---- Materials provided
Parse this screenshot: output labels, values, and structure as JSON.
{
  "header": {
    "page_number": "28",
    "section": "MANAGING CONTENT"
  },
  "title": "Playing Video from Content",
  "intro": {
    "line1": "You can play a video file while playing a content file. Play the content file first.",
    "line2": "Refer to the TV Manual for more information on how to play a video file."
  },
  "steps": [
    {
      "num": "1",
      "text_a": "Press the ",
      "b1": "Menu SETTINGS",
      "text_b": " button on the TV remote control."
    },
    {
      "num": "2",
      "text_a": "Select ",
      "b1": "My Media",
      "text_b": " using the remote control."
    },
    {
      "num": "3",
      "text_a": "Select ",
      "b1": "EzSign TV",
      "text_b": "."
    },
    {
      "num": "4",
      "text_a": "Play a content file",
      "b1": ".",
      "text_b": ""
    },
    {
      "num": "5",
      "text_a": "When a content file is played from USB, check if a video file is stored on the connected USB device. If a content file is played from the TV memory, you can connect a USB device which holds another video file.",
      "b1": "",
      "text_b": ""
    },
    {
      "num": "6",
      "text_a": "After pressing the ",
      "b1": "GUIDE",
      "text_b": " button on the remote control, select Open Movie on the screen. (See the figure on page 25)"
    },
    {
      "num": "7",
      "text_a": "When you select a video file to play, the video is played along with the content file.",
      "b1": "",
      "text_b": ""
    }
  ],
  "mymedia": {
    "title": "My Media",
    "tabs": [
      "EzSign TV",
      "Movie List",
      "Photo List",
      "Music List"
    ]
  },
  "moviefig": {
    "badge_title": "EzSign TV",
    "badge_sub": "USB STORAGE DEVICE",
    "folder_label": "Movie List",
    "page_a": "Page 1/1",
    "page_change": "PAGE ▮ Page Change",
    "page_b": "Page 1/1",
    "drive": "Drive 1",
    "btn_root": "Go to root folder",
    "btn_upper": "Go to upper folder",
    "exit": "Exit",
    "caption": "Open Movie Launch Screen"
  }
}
--------
---- Materials provided
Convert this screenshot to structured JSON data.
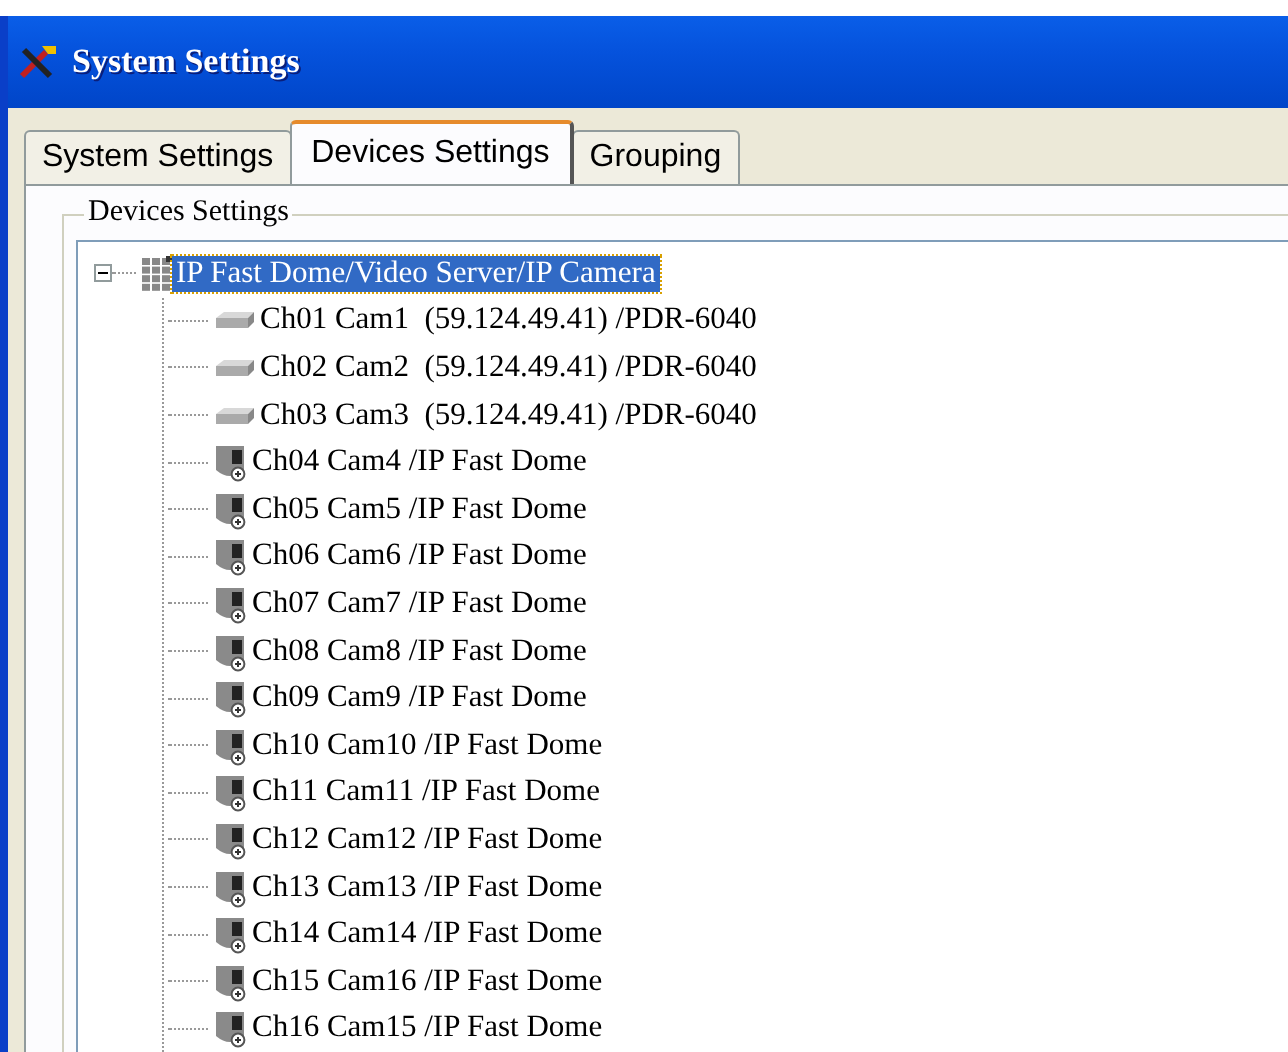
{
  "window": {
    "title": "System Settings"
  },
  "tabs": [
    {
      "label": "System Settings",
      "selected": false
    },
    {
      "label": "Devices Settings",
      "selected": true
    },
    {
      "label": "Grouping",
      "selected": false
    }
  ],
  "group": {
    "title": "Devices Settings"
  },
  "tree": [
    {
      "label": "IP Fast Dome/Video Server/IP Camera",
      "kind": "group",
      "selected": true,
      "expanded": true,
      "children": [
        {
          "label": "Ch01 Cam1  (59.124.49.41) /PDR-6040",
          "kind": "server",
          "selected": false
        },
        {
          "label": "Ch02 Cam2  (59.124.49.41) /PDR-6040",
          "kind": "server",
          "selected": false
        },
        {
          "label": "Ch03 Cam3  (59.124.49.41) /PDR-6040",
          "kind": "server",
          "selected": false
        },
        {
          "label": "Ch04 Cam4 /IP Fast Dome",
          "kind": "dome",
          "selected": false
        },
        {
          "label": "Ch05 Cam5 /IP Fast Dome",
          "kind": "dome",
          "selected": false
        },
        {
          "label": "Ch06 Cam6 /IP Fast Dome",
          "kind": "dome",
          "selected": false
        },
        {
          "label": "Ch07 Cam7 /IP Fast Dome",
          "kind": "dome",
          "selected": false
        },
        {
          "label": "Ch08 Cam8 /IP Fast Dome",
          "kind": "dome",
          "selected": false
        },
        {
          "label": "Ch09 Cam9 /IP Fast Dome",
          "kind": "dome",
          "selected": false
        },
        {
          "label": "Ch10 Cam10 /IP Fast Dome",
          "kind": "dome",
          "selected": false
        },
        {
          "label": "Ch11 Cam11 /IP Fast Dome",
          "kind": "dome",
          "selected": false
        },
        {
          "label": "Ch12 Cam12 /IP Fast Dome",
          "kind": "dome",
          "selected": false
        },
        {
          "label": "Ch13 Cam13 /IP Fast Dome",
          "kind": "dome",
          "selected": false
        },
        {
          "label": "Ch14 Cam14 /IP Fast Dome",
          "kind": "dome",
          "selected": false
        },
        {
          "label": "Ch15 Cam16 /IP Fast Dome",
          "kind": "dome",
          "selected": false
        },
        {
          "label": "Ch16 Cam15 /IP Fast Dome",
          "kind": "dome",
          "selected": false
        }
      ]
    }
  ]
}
--------
**Problem statement**
Find all lines where the word "System" appears. Copy them.

**Response to this task**
    "title": "System Settings"
      "label": "System Settings",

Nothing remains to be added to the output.